DOCUMENT TEXT:
★ ★ ★ ★ ★

The Executioner and Her Way of Life, Manga Vol. 1
The primary strengths of the original The Executioner and Her Way of Life light novels are the beautiful character designs, the complicated and unusual magic system employed by the priests and their enemies, and the sometimes unnerving, often ethereal tone of the series. Volume one of the manga adaptation moves through the series’ initial events so quickly that it doesn’t have time to set the unique atmosphere from the light novels or show the wonders of the “scripture-based” magic from the series, resulting in a read that’s mildly entertaining but lacking in artistry. The opening is promising enough, introducing the hyperviolence of the series and relentlessness of its main character, the executioner Menou, through a surprising twist, before turning toward her “rescue” of an isekai’d “otherworlder,” Akari, whom she must guide to the church’s foremost city to execute. Along the way, readers are treated to fights in passenger trains, villains who transform into creatures after swallowing red magic stones, and a mistrust between royalty and the church—the standard stuff of fantasy manga, easily breezed through and quickly forgotten. The more unique characteristics of the original—the frightening tone that the author sets when detailing the power of otherworlders who have gone berserk, and the angelic, poetic, and procedural use of scriptures when calling forth magic—are what set the series apart; but they are forgotten here in volume one of the manga as the story moves briskly along. Meanwhile, the beautifully illustrated characters aren’t supported by equally artistic backgrounds, missing elements that are almost necessary for world-building in a fantasy manga and thus conspicuous in their absence. What’s left is an average read with none of the distinctive elements that make the light novel special, an unexpected disappointment for a manga that should be, if nothing else, a visual feast. ~ Twwk
The Executioner and Her Way of Life is published by Yen Press.
Tsubaki-chou Lonely Planet, Manga Vol. 1
I sometimes wish our moods wouldn’t affect our enjoyment–or lack of it–when it comes to reading. Unfortunately, I think that is what happened when I read Tsubaki-chou Lonely Planet. Fumi is a high school girl who finds out that her father is in debt to a loan shark, and as a result, they are going to be evicted from their home. Not only is she forced to leave her home, she has to start working right away and gets a job as a housekeeper for a popular novelist, Akatsuki Kibikino. While she’s thankful to have a roof over her head, his grumpy attitude makes her new living arrangements not the most enjoyable…for now. I’m still not sure why I didn’t fully love this story. There’s definitely nothing “bad” about it, and I can only think that maybe I wasn’t head over heels for the story simply because when I read this I had a horrible headache? I did, however, really enjoy the interactions between Fumi and Akatsuki! There was some great humor that comes out of their interactions that I definitely want to see more of in this series. However, my absolute favorite part of this story is the writing aspect! Akatsuki really captures the quirks of writers, and as a writer, I really appreciated seeing that represented in fiction! Overall, this was an easy-going story that I do plan to come back to and give a second chance because I am interested to see what happens next! ~ Laura A. Grace
Tsubaki-chou Lonely Planet is published by Yen Press.

★ ★ ★ ★ ★

Translate this sentence from the manga reviews into French: "Fumi is a high school girl who finds out that her father is in debt to a loan shark, and as a result, they are going to be evicted from their home."

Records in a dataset
★ ★ ★ ★ ★

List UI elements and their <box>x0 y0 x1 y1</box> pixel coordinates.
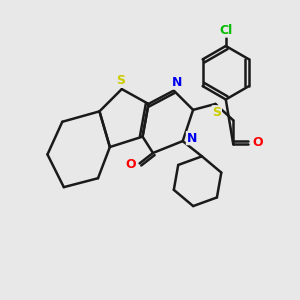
Text: O: O <box>125 158 136 171</box>
Text: S: S <box>116 74 125 87</box>
Text: N: N <box>186 132 197 145</box>
Text: N: N <box>172 76 182 89</box>
Text: S: S <box>212 106 221 119</box>
Text: Cl: Cl <box>220 24 233 37</box>
Text: O: O <box>252 136 263 149</box>
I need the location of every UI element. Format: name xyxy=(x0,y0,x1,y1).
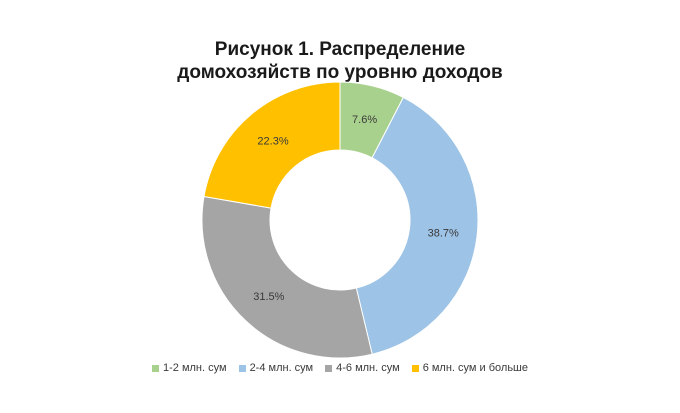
chart-title-line-1: Рисунок 1. Распределение xyxy=(214,39,466,60)
chart-legend: 1-2 млн. сум 2-4 млн. сум 4-6 млн. сум 6 мл… xyxy=(0,362,680,374)
chart-title-line-2: домохозяйств по уровню доходов xyxy=(177,62,503,83)
legend-swatch-4 xyxy=(411,364,419,372)
donut-slice-3 xyxy=(201,195,373,359)
legend-item-1: 1-2 млн. сум xyxy=(152,362,227,374)
slice-label-4: 22.3% xyxy=(257,135,288,147)
legend-item-4: 6 млн. сум и больше xyxy=(411,362,528,374)
legend-swatch-1 xyxy=(152,364,159,372)
legend-label-3: 4-6 млн. сум xyxy=(336,362,400,374)
donut-slice-4 xyxy=(203,81,341,209)
slice-label-2: 38.7% xyxy=(428,228,459,240)
legend-label-1: 1-2 млн. сум xyxy=(163,362,227,374)
donut-slice-2 xyxy=(355,96,479,355)
legend-swatch-3 xyxy=(325,364,333,372)
chart-title: Рисунок 1. Распределение домохозяйств по… xyxy=(0,38,680,84)
legend-swatch-2 xyxy=(238,364,246,372)
legend-item-3: 4-6 млн. сум xyxy=(325,362,400,374)
legend-label-2: 2-4 млн. сум xyxy=(249,362,314,374)
legend-item-2: 2-4 млн. сум xyxy=(238,362,314,374)
legend-label-4: 6 млн. сум и больше xyxy=(422,362,528,374)
slice-label-1: 7.6% xyxy=(352,114,377,126)
slice-label-3: 31.5% xyxy=(253,291,284,303)
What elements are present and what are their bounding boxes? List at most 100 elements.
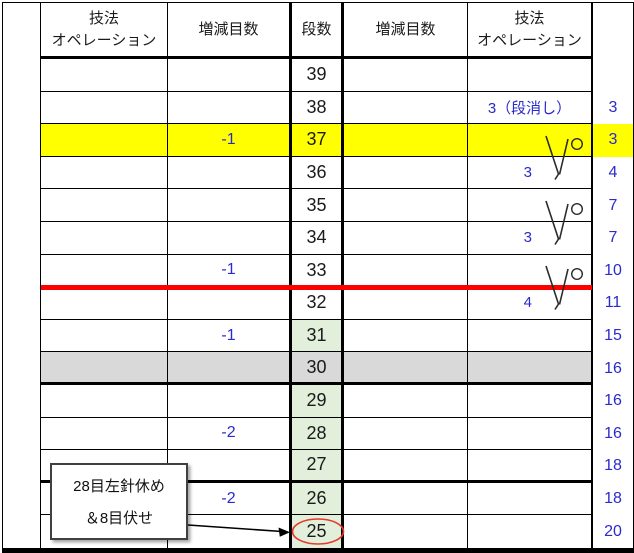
decrease-right-cell[interactable] [344,222,468,255]
row-number-cell[interactable]: 38 [292,91,344,125]
stitch-count-cell[interactable]: 18 [604,490,622,508]
technique-left-cell[interactable] [41,189,168,222]
red-marker-line [41,285,592,290]
technique-left-cell[interactable] [41,59,168,92]
decrease-right-cell[interactable] [344,417,468,451]
stitch-count-cell[interactable]: 16 [604,359,622,377]
stitch-count-cell[interactable] [593,59,633,92]
decrease-left-cell[interactable]: -1 [168,254,292,288]
row-number-cell[interactable]: 30 [292,352,344,385]
row-number-cell[interactable]: 31 [292,319,344,353]
technique-right-cell[interactable] [468,189,593,222]
decrease-right-cell[interactable] [344,319,468,353]
technique-right-cell[interactable] [468,352,593,385]
technique-left-cell[interactable] [41,385,168,418]
technique-left-cell[interactable] [41,287,168,320]
decrease-left-cell[interactable] [168,222,292,255]
stitch-count-cell[interactable]: 3 [608,98,618,116]
header-technique-right-label: 技法 オペレーション [477,9,582,49]
decrease-right-cell[interactable] [344,352,468,385]
stitch-count-cell[interactable]: 16 [604,392,622,410]
technique-right-cell[interactable] [468,417,593,451]
row-number-cell[interactable]: 35 [292,189,344,222]
technique-right-cell[interactable]: 3 [468,222,593,255]
decrease-left-cell[interactable] [168,189,292,222]
decrease-right-cell[interactable] [344,287,468,320]
technique-left-cell[interactable] [41,417,168,451]
technique-right-cell[interactable]: 4 [468,287,593,320]
decrease-left-cell[interactable] [168,91,292,125]
stitch-count-cell[interactable]: 18 [604,457,622,475]
technique-right-cell[interactable] [468,59,593,92]
decrease-right-cell[interactable] [344,124,468,157]
row-number-cell[interactable]: 26 [292,482,344,516]
technique-left-cell[interactable] [41,91,168,125]
decrease-left-cell[interactable] [168,352,292,385]
decrease-left-cell[interactable] [168,59,292,92]
decrease-yarnover-symbol [545,200,584,245]
header-row-count[interactable]: 段数 [292,3,344,59]
callout-line2: ＆8目伏せ [84,509,154,527]
stitch-count-cell[interactable]: 7 [608,196,618,214]
decrease-left-cell[interactable] [168,515,292,548]
technique-right-cell[interactable] [468,319,593,353]
header-decrease-left[interactable]: 増減目数 [168,3,292,59]
technique-left-cell[interactable] [41,222,168,255]
stitch-count-cell[interactable]: 16 [604,424,622,442]
header-decrease-right[interactable]: 増減目数 [344,3,468,59]
row-number-cell[interactable]: 36 [292,156,344,190]
technique-left-cell[interactable] [41,156,168,190]
technique-left-cell[interactable] [41,254,168,288]
decrease-left-cell[interactable]: -1 [168,319,292,353]
decrease-right-cell[interactable] [344,189,468,222]
row-number-cell[interactable]: 39 [292,59,344,92]
decrease-right-cell[interactable] [344,91,468,125]
row-number-cell[interactable]: 29 [292,385,344,418]
row-number-cell[interactable]: 34 [292,222,344,255]
decrease-right-cell[interactable] [344,156,468,190]
row-number-cell[interactable]: 32 [292,287,344,320]
header-technique-right[interactable]: 技法 オペレーション [468,3,593,59]
row-number-cell[interactable]: 27 [292,450,344,483]
decrease-left-cell[interactable] [168,156,292,190]
callout-box: 28目左針休め ＆8目伏せ [50,463,188,540]
technique-right-cell[interactable] [468,515,593,548]
decrease-left-cell[interactable]: -2 [168,482,292,516]
decrease-right-cell[interactable] [344,254,468,288]
technique-right-cell[interactable] [468,482,593,516]
decrease-left-cell[interactable] [168,287,292,320]
left-margin-cell[interactable] [3,3,41,548]
decrease-right-cell[interactable] [344,515,468,548]
decrease-left-cell[interactable] [168,450,292,483]
row-number-cell[interactable]: 37 [292,124,344,157]
stitch-count-cell[interactable]: 4 [608,164,618,182]
header-row-count-label: 段数 [301,20,332,38]
decrease-right-cell[interactable] [344,59,468,92]
header-technique-left[interactable]: 技法 オペレーション [41,3,168,59]
header-technique-left-label: 技法 オペレーション [51,9,157,49]
technique-right-cell[interactable]: 3 [468,156,593,190]
technique-right-cell[interactable] [468,385,593,418]
technique-left-cell[interactable] [41,319,168,353]
stitch-count-cell[interactable]: 7 [608,229,618,247]
decrease-right-cell[interactable] [344,482,468,516]
row-number-cell[interactable]: 28 [292,417,344,451]
stitch-count-cell[interactable]: 20 [604,522,622,540]
technique-left-cell[interactable] [41,352,168,385]
technique-left-cell[interactable] [41,124,168,157]
row-number-cell[interactable]: 25 [292,515,344,548]
decrease-right-cell[interactable] [344,450,468,483]
stitch-count-cell[interactable]: 3 [593,124,633,157]
stitch-count-cell[interactable]: 10 [604,261,622,279]
row-number-cell[interactable]: 33 [292,254,344,288]
decrease-right-cell[interactable] [344,385,468,418]
technique-right-cell[interactable] [468,450,593,483]
decrease-left-cell[interactable]: -2 [168,417,292,451]
decrease-left-cell[interactable] [168,385,292,418]
stitch-count-cell[interactable]: 11 [604,294,622,312]
technique-right-cell[interactable]: 3（段消し） [468,91,593,125]
decrease-left-cell[interactable]: -1 [168,124,292,157]
stitch-count-cell[interactable]: 15 [604,327,622,345]
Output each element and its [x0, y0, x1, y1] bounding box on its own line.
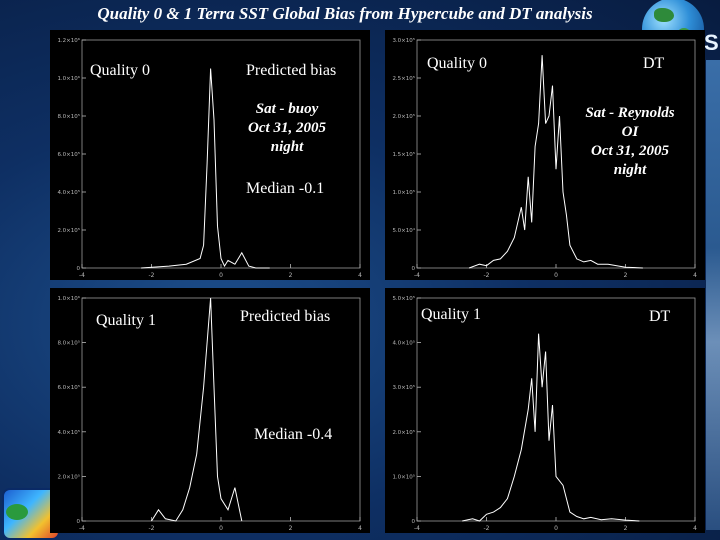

★ ★ ★ ★ ★

REPLY:
Fumi est une lycéenne qui découvre que son père est endetté auprès d'un usurier et que, par conséquent, ils vont être expulsés de leur maison.